Problem statement: Reproduce each line from the records that holds "Motor".

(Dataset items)
▽
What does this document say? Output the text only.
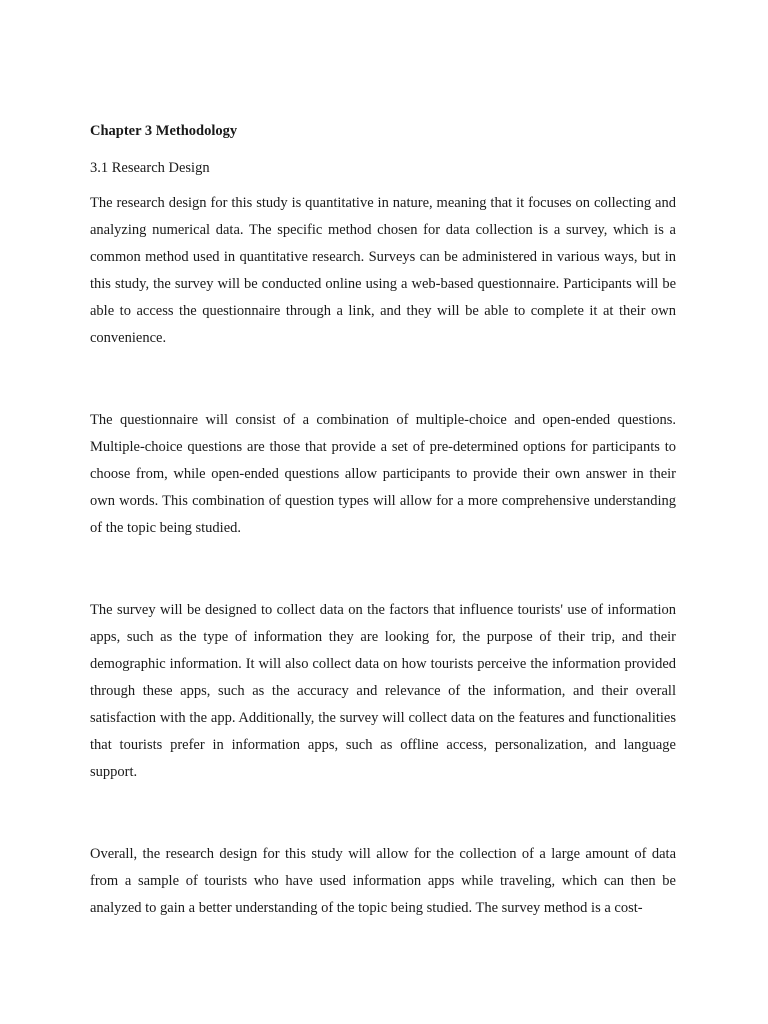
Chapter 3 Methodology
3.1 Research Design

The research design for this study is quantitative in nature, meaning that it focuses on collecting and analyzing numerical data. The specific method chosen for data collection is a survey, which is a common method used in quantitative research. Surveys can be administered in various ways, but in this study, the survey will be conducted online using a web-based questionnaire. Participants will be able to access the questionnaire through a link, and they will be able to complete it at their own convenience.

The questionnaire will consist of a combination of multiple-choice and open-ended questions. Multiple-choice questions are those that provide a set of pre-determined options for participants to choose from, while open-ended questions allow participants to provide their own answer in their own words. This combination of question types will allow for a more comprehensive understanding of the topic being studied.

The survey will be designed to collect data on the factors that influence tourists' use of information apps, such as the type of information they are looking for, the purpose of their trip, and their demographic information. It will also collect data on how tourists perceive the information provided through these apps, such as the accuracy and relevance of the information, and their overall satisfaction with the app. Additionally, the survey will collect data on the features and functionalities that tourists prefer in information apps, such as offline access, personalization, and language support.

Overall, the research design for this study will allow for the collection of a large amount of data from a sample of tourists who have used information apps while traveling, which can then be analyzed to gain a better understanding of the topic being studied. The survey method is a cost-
△
▽
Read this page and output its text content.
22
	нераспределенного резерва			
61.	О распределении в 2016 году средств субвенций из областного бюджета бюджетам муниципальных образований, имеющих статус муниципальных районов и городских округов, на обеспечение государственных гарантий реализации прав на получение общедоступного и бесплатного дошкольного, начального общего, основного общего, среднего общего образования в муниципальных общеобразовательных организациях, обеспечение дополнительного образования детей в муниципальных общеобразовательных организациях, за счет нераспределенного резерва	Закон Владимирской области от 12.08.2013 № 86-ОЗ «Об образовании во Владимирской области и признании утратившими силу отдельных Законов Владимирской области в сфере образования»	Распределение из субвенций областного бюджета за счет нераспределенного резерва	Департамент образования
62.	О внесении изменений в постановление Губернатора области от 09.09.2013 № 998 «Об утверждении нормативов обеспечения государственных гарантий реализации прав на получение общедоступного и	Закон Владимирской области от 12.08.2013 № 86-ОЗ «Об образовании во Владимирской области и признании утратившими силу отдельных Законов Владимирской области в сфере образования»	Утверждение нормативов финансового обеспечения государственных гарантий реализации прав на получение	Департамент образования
△
▽
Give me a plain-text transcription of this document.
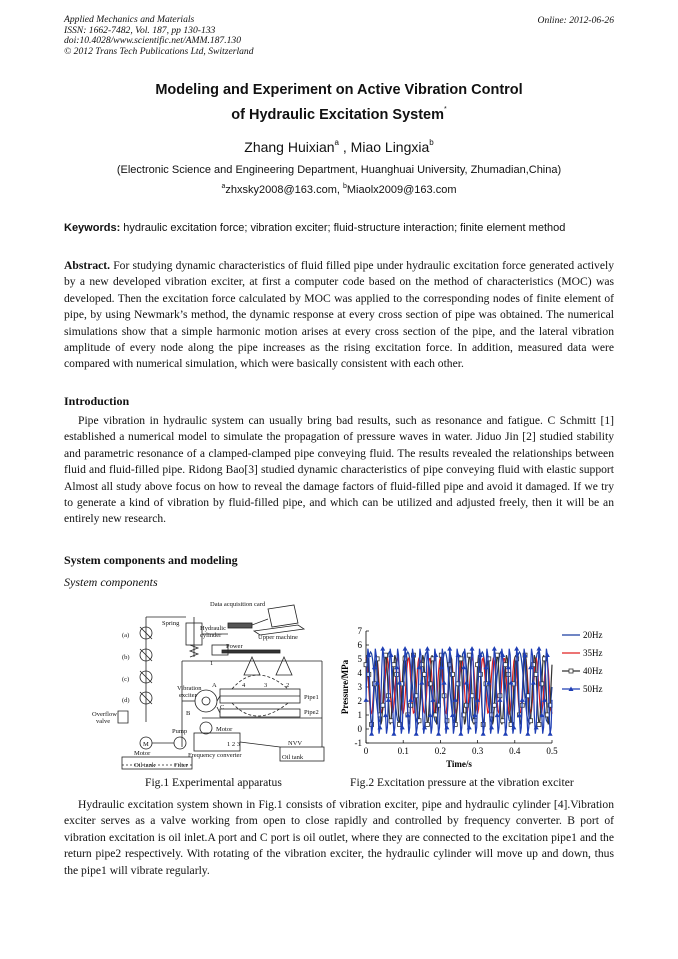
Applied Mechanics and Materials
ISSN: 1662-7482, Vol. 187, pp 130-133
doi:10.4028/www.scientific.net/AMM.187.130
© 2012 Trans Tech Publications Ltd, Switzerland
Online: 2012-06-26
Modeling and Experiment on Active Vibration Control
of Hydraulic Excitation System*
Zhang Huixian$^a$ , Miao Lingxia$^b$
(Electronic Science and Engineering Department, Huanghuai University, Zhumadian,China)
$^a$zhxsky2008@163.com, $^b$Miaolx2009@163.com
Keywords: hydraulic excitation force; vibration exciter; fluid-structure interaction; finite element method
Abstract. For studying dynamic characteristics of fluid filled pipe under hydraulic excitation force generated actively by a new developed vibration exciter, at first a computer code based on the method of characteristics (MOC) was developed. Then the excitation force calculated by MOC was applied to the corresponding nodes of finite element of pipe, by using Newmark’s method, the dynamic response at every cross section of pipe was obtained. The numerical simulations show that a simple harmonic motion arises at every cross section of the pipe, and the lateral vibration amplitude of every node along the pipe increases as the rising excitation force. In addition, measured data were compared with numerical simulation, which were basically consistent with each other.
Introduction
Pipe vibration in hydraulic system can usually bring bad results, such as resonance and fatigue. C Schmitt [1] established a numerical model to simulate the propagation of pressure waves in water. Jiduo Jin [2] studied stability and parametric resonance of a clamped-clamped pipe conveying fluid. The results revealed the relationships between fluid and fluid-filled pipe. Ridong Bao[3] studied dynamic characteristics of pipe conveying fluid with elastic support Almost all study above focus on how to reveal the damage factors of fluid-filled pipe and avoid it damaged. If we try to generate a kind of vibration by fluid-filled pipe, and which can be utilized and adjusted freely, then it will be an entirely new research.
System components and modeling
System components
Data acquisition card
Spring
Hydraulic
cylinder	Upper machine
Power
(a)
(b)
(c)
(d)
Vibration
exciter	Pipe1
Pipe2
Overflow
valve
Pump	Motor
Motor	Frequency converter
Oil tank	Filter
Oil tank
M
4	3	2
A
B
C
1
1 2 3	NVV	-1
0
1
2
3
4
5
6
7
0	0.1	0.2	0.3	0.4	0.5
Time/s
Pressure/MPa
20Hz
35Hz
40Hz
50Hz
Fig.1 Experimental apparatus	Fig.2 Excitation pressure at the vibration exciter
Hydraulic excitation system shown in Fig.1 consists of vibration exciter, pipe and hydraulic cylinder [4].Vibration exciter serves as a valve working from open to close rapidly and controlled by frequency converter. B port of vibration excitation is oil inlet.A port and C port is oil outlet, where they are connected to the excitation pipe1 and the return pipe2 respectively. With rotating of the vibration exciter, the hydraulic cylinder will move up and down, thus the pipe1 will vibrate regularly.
△
Task answer:
Pump	Motor
Motor	Frequency converter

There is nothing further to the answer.